__EXERCISE OBJECTIVE__. From the listing below, pull out every line that contains the word "potent" and copy those lines as they appear.

__TASK INPUTS__.
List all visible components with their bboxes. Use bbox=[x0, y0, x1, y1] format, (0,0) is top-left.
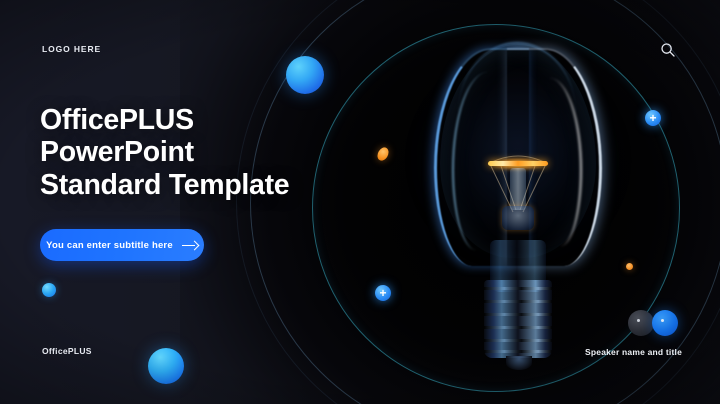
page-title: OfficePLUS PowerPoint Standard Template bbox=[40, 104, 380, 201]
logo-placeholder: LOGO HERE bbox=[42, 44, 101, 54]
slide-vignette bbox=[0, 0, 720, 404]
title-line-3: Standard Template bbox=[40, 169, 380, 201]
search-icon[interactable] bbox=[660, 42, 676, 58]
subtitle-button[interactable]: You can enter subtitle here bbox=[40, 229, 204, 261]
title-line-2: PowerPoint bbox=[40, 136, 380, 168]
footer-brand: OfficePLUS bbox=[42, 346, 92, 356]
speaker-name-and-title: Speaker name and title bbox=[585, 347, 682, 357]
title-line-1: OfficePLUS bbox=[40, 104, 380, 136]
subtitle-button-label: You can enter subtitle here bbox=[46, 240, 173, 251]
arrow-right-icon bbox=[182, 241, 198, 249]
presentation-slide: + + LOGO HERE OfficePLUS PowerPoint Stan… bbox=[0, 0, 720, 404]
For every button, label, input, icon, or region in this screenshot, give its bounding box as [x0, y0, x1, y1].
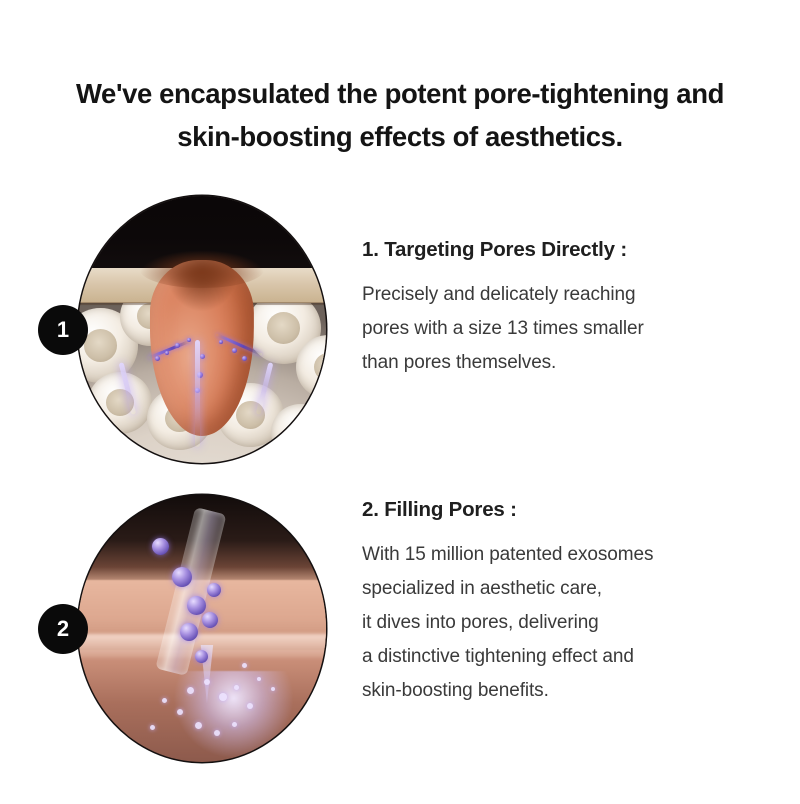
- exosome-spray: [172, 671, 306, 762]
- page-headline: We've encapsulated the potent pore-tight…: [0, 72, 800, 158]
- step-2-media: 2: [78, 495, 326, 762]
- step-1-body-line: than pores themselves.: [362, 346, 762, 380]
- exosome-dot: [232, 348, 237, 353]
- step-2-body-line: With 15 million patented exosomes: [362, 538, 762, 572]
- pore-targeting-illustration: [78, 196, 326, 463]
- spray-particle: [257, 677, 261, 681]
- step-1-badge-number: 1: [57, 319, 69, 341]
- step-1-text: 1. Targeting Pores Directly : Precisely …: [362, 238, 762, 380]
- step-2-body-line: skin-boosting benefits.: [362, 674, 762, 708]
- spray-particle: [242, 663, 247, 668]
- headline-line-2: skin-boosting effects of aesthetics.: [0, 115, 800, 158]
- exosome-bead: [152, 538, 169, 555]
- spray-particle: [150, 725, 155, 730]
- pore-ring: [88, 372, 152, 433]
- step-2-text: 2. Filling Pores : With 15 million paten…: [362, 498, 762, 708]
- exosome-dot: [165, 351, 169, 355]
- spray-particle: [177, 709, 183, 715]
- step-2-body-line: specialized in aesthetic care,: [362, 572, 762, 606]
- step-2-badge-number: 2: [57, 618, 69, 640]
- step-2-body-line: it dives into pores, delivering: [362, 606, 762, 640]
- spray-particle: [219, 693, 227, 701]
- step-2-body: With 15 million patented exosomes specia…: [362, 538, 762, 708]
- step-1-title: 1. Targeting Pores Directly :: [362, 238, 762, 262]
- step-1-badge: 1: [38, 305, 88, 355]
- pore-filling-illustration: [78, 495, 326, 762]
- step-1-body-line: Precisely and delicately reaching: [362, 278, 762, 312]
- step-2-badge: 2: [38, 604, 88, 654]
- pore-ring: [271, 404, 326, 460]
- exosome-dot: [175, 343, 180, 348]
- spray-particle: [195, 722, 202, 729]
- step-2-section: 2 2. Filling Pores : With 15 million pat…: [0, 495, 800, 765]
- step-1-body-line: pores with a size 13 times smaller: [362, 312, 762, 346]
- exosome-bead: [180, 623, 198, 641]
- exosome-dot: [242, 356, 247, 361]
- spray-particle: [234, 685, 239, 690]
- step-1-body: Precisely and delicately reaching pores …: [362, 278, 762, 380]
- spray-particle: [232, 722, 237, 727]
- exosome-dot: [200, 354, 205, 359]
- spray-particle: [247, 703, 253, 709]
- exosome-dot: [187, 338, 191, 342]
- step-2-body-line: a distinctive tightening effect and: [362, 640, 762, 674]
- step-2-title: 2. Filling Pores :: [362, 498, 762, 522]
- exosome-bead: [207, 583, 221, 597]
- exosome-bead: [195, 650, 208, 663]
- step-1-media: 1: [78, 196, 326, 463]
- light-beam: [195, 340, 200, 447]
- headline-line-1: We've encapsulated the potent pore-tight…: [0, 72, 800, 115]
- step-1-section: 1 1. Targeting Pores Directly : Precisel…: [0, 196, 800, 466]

__WRITTEN REPLY__.
- page-headline: We've encapsulated the potent pore-tight…: [0, 72, 800, 158]
- headline-line-1: We've encapsulated the potent pore-tight…: [0, 72, 800, 115]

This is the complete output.